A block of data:
** Begin **

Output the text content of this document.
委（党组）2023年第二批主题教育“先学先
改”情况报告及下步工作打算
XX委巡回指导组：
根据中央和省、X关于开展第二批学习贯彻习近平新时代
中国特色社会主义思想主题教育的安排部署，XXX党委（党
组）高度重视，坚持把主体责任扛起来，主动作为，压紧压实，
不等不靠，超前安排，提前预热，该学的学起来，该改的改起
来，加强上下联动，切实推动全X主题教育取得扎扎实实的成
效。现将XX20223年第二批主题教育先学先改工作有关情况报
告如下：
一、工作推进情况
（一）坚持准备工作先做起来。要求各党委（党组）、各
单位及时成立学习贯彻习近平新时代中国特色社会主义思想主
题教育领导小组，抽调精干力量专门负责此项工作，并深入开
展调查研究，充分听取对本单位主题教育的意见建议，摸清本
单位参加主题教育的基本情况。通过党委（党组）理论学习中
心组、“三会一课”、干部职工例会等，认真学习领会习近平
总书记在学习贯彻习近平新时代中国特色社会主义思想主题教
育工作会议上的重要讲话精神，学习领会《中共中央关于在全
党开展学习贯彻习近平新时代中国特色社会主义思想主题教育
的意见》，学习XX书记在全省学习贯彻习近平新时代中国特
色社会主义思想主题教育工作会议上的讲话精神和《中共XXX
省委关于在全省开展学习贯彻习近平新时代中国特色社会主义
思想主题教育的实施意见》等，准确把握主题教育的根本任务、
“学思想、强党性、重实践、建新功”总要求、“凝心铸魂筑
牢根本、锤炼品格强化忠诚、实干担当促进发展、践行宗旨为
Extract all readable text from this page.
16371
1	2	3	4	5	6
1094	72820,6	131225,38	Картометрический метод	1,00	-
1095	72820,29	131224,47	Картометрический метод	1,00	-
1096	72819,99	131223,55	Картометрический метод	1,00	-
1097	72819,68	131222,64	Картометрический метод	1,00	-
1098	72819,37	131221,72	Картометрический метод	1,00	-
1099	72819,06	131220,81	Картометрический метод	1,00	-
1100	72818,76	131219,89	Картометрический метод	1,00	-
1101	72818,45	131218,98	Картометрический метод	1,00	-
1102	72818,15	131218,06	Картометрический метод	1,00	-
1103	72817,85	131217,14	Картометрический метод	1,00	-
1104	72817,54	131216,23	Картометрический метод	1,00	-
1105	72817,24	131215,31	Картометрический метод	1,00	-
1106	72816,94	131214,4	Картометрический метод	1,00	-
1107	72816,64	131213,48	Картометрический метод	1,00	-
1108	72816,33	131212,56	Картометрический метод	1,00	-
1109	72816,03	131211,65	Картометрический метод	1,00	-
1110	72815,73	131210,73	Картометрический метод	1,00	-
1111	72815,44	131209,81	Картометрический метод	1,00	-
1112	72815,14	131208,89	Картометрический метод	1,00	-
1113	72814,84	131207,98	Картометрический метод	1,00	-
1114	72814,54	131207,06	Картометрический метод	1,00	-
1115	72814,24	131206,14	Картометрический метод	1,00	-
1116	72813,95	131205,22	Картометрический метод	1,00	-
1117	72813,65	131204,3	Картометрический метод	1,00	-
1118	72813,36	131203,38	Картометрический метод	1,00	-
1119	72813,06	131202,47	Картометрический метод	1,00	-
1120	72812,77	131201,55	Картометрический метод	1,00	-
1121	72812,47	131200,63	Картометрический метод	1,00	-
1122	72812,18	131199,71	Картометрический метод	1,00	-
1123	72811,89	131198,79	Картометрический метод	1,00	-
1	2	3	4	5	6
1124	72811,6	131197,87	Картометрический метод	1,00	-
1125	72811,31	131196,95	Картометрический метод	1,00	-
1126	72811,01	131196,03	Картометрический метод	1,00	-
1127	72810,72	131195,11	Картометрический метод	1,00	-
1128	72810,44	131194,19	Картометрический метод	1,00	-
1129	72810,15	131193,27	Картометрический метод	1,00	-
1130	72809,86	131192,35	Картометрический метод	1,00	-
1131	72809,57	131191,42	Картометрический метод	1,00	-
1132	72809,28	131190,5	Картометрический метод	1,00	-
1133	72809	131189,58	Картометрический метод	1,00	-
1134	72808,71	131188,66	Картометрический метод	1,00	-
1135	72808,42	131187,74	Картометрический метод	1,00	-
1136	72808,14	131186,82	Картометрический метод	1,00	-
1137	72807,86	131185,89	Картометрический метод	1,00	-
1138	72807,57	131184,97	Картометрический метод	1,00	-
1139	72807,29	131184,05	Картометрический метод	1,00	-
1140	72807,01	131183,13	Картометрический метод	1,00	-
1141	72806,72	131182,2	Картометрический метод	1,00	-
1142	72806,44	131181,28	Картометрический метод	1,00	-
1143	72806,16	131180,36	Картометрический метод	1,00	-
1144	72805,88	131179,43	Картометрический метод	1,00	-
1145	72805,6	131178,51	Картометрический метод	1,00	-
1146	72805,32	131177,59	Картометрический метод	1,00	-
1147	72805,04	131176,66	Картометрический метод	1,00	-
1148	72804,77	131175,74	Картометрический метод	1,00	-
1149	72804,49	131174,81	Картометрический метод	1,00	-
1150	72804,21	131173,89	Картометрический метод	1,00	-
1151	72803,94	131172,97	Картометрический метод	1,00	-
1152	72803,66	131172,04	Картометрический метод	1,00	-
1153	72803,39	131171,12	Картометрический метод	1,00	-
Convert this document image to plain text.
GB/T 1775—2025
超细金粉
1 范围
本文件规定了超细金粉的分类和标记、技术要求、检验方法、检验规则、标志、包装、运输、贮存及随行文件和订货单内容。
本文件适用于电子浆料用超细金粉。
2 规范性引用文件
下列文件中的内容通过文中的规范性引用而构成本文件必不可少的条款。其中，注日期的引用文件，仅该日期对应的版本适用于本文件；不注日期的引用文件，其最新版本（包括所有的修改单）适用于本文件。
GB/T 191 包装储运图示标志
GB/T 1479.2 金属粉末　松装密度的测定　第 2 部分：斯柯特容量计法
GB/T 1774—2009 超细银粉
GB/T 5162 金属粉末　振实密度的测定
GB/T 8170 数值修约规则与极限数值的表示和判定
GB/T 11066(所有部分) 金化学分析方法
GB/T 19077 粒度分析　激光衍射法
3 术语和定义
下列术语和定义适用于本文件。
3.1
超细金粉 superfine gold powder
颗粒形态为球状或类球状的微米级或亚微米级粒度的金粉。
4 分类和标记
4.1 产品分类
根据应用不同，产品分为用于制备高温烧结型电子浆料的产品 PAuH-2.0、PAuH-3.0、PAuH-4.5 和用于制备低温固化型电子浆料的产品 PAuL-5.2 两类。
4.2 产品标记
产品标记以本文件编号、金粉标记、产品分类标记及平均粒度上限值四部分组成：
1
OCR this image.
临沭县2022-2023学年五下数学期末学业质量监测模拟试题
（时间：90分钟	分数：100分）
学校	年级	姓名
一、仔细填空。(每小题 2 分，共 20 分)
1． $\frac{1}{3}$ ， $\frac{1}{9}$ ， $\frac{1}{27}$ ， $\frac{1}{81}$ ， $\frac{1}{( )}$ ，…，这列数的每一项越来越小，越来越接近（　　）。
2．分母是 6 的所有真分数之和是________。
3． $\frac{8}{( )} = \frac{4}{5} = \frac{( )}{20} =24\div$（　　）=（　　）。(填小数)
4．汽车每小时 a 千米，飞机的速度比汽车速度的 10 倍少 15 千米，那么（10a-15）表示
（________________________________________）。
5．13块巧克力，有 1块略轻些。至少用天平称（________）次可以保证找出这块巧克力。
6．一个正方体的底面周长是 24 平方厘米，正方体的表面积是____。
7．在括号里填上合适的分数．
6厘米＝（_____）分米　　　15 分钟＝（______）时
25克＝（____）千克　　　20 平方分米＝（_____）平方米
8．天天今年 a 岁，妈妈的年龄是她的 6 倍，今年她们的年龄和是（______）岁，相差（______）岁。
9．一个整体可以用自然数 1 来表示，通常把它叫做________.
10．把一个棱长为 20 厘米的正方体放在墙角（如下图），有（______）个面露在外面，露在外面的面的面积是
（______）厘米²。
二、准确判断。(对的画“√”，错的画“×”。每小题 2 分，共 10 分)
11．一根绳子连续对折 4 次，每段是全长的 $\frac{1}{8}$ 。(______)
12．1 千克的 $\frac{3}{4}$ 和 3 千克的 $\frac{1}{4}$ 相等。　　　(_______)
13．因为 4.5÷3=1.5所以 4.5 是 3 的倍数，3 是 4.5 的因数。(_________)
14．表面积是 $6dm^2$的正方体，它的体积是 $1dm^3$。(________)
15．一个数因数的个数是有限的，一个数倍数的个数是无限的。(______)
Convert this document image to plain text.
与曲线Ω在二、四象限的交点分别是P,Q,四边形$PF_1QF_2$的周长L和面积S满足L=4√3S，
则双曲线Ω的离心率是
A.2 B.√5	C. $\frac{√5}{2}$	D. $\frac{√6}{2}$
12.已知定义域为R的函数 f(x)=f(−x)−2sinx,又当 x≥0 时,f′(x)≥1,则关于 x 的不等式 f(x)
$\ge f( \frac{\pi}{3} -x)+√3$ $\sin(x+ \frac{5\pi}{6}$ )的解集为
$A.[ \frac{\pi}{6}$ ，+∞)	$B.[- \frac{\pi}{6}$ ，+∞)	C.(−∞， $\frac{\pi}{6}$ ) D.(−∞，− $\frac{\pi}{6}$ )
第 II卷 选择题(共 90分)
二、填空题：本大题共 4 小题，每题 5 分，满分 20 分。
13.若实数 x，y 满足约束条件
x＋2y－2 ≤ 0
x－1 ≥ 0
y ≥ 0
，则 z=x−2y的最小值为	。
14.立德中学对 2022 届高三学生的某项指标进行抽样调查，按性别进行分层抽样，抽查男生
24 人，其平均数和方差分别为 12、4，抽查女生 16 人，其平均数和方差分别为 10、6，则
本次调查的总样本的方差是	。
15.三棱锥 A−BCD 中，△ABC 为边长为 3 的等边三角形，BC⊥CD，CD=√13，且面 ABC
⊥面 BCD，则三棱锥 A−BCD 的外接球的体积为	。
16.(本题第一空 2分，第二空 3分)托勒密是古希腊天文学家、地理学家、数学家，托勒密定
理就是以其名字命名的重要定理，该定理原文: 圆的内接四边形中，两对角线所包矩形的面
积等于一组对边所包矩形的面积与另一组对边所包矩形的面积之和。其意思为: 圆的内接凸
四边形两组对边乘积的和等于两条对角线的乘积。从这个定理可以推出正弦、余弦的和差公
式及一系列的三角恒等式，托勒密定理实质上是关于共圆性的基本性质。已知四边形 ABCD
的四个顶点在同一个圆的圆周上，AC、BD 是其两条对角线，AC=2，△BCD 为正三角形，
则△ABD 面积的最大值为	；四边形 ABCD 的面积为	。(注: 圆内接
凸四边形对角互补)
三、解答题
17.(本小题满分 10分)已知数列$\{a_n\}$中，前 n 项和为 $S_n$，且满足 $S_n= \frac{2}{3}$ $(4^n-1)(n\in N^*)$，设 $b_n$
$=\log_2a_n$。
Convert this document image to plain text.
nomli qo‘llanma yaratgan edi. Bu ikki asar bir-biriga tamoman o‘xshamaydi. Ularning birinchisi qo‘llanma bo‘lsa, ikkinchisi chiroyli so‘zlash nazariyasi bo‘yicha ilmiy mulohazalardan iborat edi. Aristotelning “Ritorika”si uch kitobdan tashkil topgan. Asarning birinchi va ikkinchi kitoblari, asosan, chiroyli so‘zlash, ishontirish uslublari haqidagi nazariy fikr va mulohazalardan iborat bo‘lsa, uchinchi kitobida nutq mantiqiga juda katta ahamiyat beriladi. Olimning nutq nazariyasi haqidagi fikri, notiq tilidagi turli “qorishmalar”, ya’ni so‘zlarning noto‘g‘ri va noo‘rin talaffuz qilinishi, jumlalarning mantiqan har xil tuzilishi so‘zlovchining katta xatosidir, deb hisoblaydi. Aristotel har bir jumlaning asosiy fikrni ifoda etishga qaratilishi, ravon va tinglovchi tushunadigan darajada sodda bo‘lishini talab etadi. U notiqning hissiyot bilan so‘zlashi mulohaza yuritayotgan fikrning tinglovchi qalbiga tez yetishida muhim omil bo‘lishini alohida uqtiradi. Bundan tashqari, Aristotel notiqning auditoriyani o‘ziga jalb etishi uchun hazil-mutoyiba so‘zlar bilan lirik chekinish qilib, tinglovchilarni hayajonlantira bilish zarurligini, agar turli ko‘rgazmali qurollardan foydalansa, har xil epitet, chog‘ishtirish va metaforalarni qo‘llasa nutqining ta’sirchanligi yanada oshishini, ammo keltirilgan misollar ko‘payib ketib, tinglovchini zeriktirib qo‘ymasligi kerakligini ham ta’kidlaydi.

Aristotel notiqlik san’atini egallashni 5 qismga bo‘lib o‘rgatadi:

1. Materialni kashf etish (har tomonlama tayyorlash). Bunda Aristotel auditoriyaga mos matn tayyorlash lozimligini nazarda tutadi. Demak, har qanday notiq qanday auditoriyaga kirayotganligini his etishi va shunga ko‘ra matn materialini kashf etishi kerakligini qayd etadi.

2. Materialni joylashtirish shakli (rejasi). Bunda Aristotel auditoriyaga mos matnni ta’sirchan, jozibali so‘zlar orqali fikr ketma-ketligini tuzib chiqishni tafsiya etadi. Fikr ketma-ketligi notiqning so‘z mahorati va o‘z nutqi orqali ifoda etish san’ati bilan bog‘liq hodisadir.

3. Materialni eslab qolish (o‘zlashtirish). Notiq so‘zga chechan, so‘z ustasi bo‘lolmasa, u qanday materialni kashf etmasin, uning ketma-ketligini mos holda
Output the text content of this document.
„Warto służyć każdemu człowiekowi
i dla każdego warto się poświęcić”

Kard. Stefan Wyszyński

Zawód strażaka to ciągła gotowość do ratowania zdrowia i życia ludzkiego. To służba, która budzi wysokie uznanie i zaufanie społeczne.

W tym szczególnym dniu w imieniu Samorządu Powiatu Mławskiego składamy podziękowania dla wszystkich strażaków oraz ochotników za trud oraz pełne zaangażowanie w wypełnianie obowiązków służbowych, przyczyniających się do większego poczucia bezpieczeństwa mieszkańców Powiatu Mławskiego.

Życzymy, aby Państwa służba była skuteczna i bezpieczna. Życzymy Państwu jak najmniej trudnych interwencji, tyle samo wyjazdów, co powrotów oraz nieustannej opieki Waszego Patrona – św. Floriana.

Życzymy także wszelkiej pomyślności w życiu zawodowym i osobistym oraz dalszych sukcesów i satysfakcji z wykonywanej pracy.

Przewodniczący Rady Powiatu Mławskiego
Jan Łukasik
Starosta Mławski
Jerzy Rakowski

** End **

GIVEN INSTRUCTION:
Each line that contains the string "Mławskiego" counts once; report how many such lines the entries have, giving only the number.

EXPECTED ANSWER:
2